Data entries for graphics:

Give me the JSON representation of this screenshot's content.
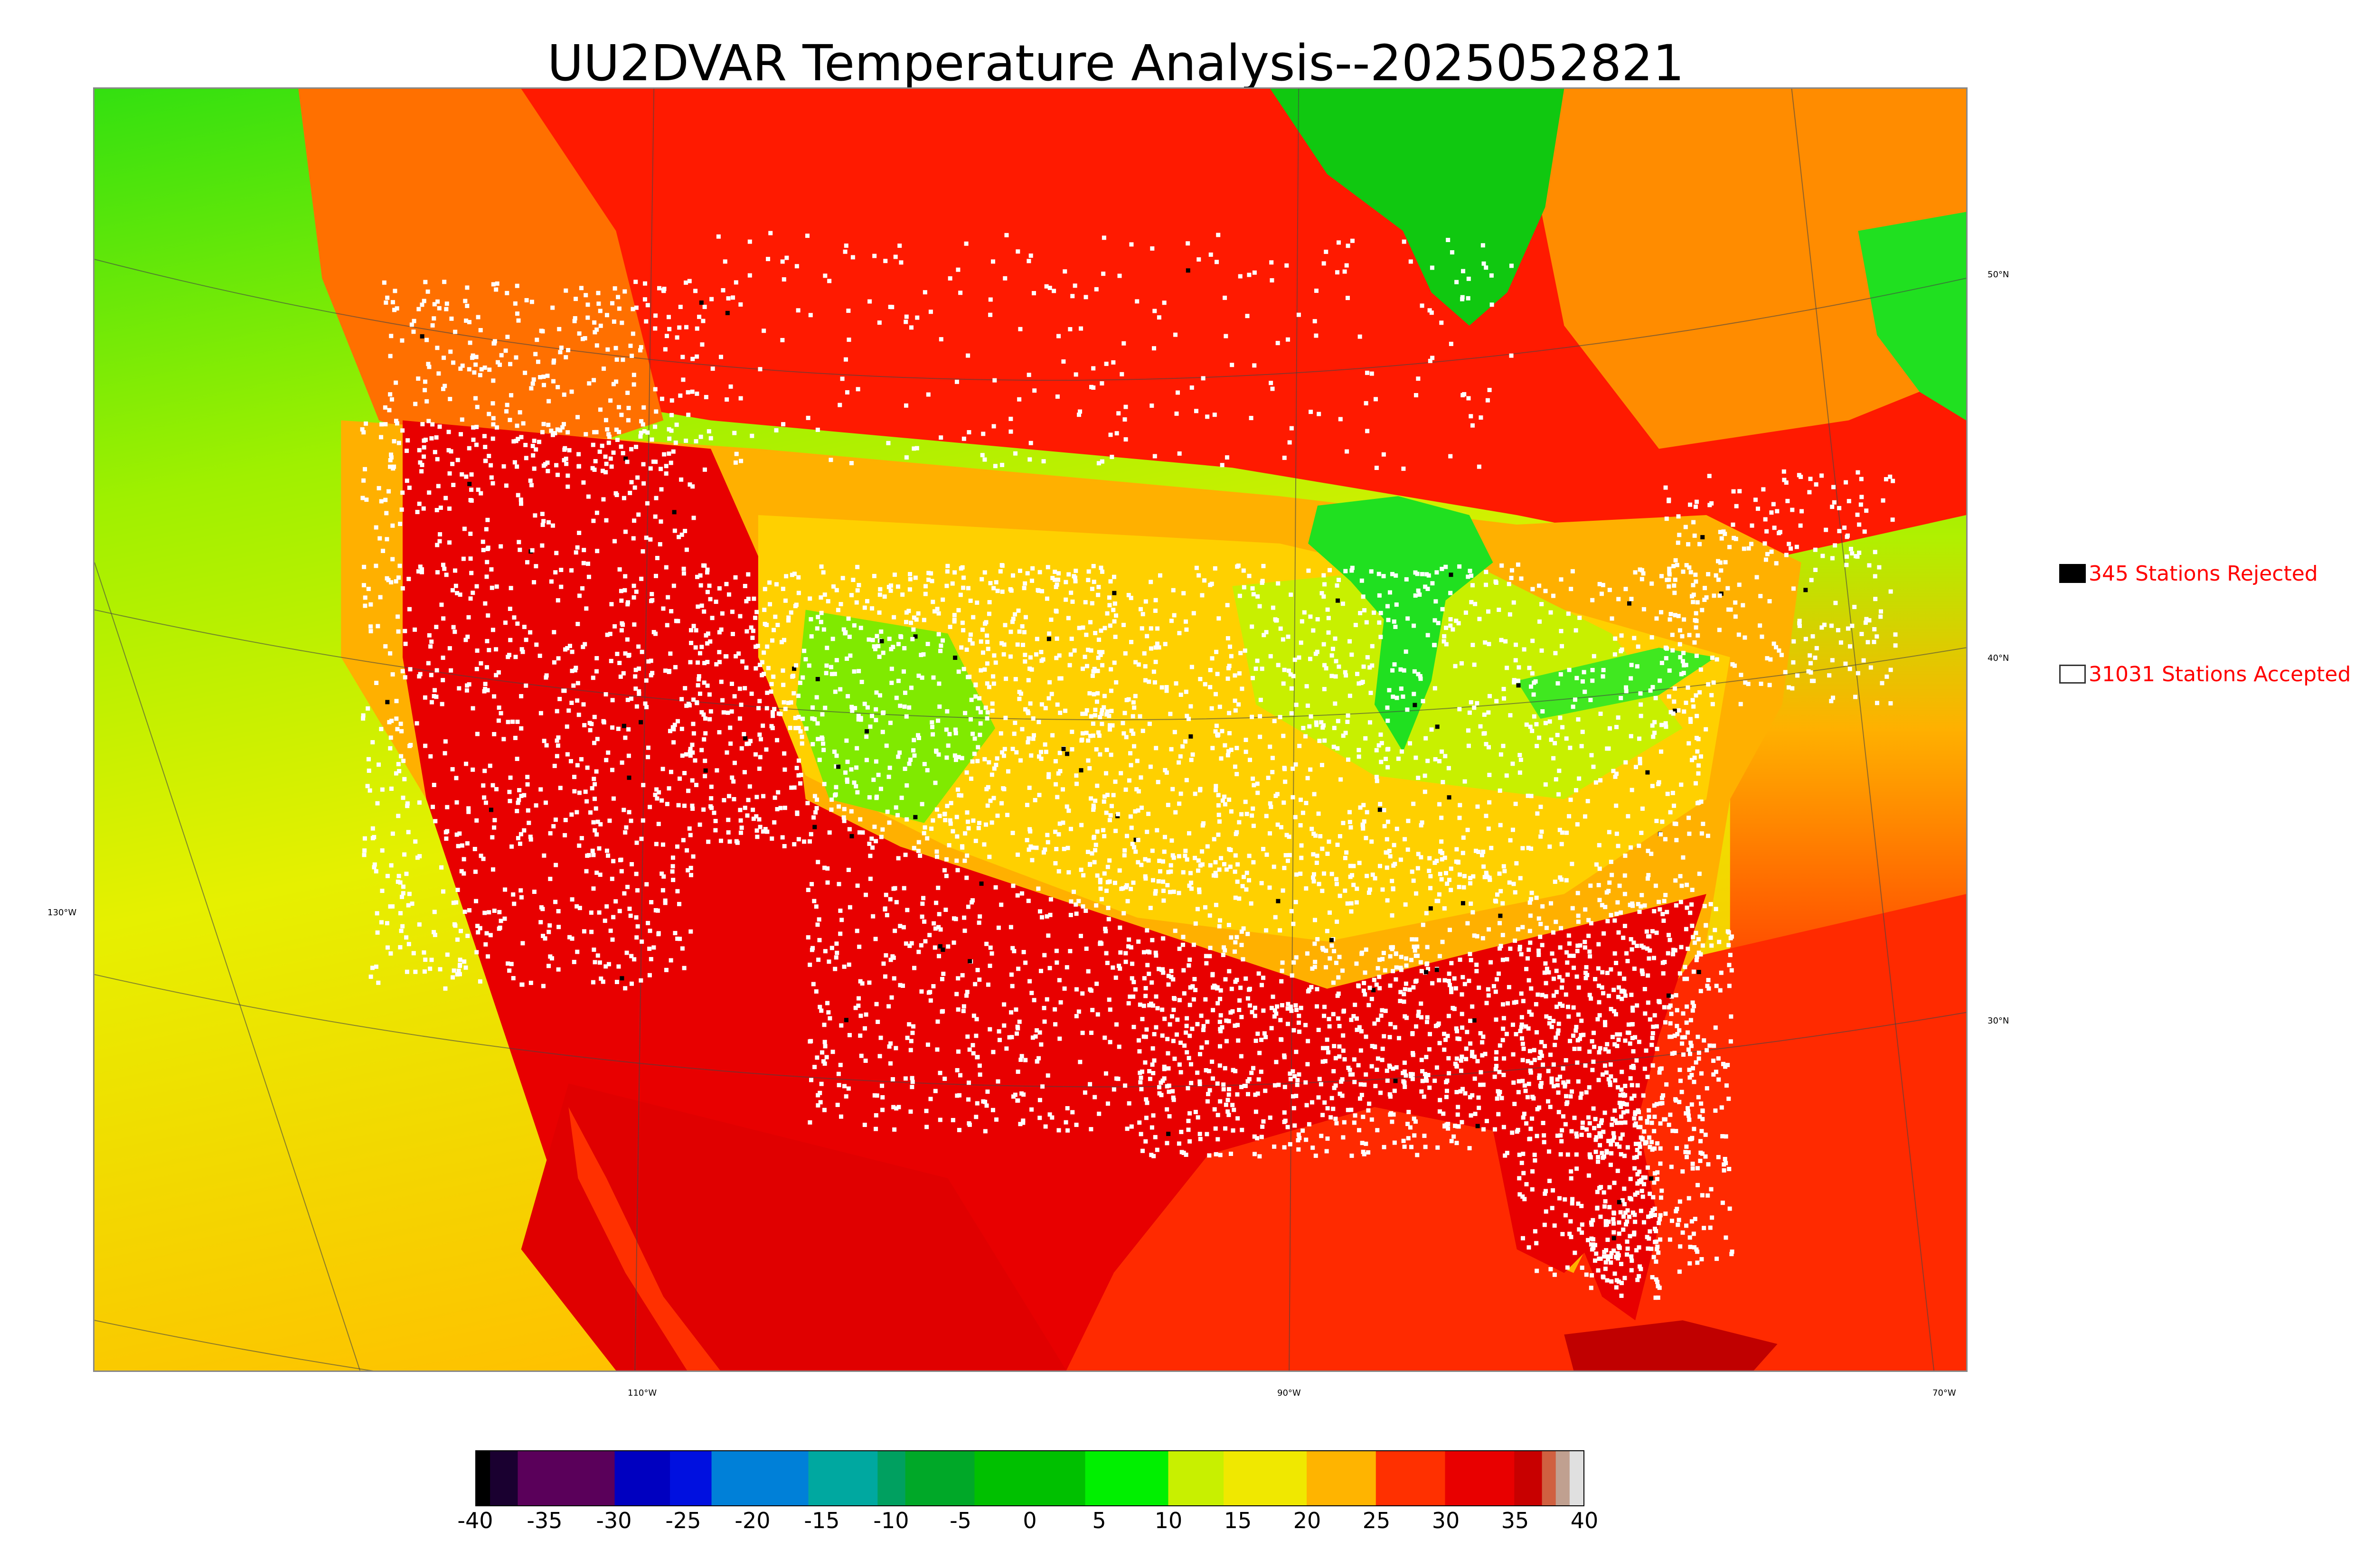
{
  "title": "UU2DVAR Temperature Analysis--2025052821",
  "map": {
    "longitude_labels": [
      "110°W",
      "90°W",
      "70°W"
    ],
    "latitude_labels": [
      "50°N",
      "40°N",
      "30°N"
    ],
    "west_label": "130°W",
    "colors": {
      "ocean_pacific_north": "#33e010",
      "ocean_pacific_south": "#e6f000",
      "ocean_atlantic": "#ff2a00",
      "canada_north": "#ff1a00",
      "hudson_bay": "#10c810",
      "great_lakes": "#20e020",
      "interior_cool": "#ffc000",
      "southwest_hot": "#e80000",
      "station_accepted": "#ffffff",
      "station_rejected": "#000000"
    }
  },
  "legend": {
    "rejected_label": "345 Stations Rejected",
    "accepted_label": "31031 Stations Accepted",
    "rejected_count": 345,
    "accepted_count": 31031
  },
  "colorbar": {
    "ticks": [
      "-40",
      "-35",
      "-30",
      "-25",
      "-20",
      "-15",
      "-10",
      "-5",
      "0",
      "5",
      "10",
      "15",
      "20",
      "25",
      "30",
      "35",
      "40"
    ],
    "min": -40,
    "max": 40,
    "stops": [
      {
        "from": -40,
        "to": -39,
        "color": "#000000"
      },
      {
        "from": -39,
        "to": -37,
        "color": "#1a0030"
      },
      {
        "from": -37,
        "to": -30,
        "color": "#5a005a"
      },
      {
        "from": -30,
        "to": -26,
        "color": "#0000c0"
      },
      {
        "from": -26,
        "to": -23,
        "color": "#0010e0"
      },
      {
        "from": -23,
        "to": -16,
        "color": "#0080d8"
      },
      {
        "from": -16,
        "to": -11,
        "color": "#00a8a0"
      },
      {
        "from": -11,
        "to": -9,
        "color": "#00a060"
      },
      {
        "from": -9,
        "to": -4,
        "color": "#00a828"
      },
      {
        "from": -4,
        "to": 4,
        "color": "#00c000"
      },
      {
        "from": 4,
        "to": 10,
        "color": "#00f000"
      },
      {
        "from": 10,
        "to": 14,
        "color": "#c8f000"
      },
      {
        "from": 14,
        "to": 20,
        "color": "#f0e800"
      },
      {
        "from": 20,
        "to": 25,
        "color": "#ffb400"
      },
      {
        "from": 25,
        "to": 30,
        "color": "#ff3000"
      },
      {
        "from": 30,
        "to": 35,
        "color": "#e80000"
      },
      {
        "from": 35,
        "to": 37,
        "color": "#c80000"
      },
      {
        "from": 37,
        "to": 38,
        "color": "#d06040"
      },
      {
        "from": 38,
        "to": 39,
        "color": "#c0a090"
      },
      {
        "from": 39,
        "to": 40,
        "color": "#e0e0e0"
      }
    ]
  }
}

● **What to produce**
The records above should be reproduced exactly, with no pictures included.

● **Output of the exercise**
Give me the JSON representation of this screenshot's content.
{
  "title": "UU2DVAR Temperature Analysis--2025052821",
  "map": {
    "longitude_labels": [
      "110°W",
      "90°W",
      "70°W"
    ],
    "latitude_labels": [
      "50°N",
      "40°N",
      "30°N"
    ],
    "west_label": "130°W",
    "colors": {
      "ocean_pacific_north": "#33e010",
      "ocean_pacific_south": "#e6f000",
      "ocean_atlantic": "#ff2a00",
      "canada_north": "#ff1a00",
      "hudson_bay": "#10c810",
      "great_lakes": "#20e020",
      "interior_cool": "#ffc000",
      "southwest_hot": "#e80000",
      "station_accepted": "#ffffff",
      "station_rejected": "#000000"
    }
  },
  "legend": {
    "rejected_label": "345 Stations Rejected",
    "accepted_label": "31031 Stations Accepted",
    "rejected_count": 345,
    "accepted_count": 31031
  },
  "colorbar": {
    "ticks": [
      "-40",
      "-35",
      "-30",
      "-25",
      "-20",
      "-15",
      "-10",
      "-5",
      "0",
      "5",
      "10",
      "15",
      "20",
      "25",
      "30",
      "35",
      "40"
    ],
    "min": -40,
    "max": 40,
    "stops": [
      {
        "from": -40,
        "to": -39,
        "color": "#000000"
      },
      {
        "from": -39,
        "to": -37,
        "color": "#1a0030"
      },
      {
        "from": -37,
        "to": -30,
        "color": "#5a005a"
      },
      {
        "from": -30,
        "to": -26,
        "color": "#0000c0"
      },
      {
        "from": -26,
        "to": -23,
        "color": "#0010e0"
      },
      {
        "from": -23,
        "to": -16,
        "color": "#0080d8"
      },
      {
        "from": -16,
        "to": -11,
        "color": "#00a8a0"
      },
      {
        "from": -11,
        "to": -9,
        "color": "#00a060"
      },
      {
        "from": -9,
        "to": -4,
        "color": "#00a828"
      },
      {
        "from": -4,
        "to": 4,
        "color": "#00c000"
      },
      {
        "from": 4,
        "to": 10,
        "color": "#00f000"
      },
      {
        "from": 10,
        "to": 14,
        "color": "#c8f000"
      },
      {
        "from": 14,
        "to": 20,
        "color": "#f0e800"
      },
      {
        "from": 20,
        "to": 25,
        "color": "#ffb400"
      },
      {
        "from": 25,
        "to": 30,
        "color": "#ff3000"
      },
      {
        "from": 30,
        "to": 35,
        "color": "#e80000"
      },
      {
        "from": 35,
        "to": 37,
        "color": "#c80000"
      },
      {
        "from": 37,
        "to": 38,
        "color": "#d06040"
      },
      {
        "from": 38,
        "to": 39,
        "color": "#c0a090"
      },
      {
        "from": 39,
        "to": 40,
        "color": "#e0e0e0"
      }
    ]
  }
}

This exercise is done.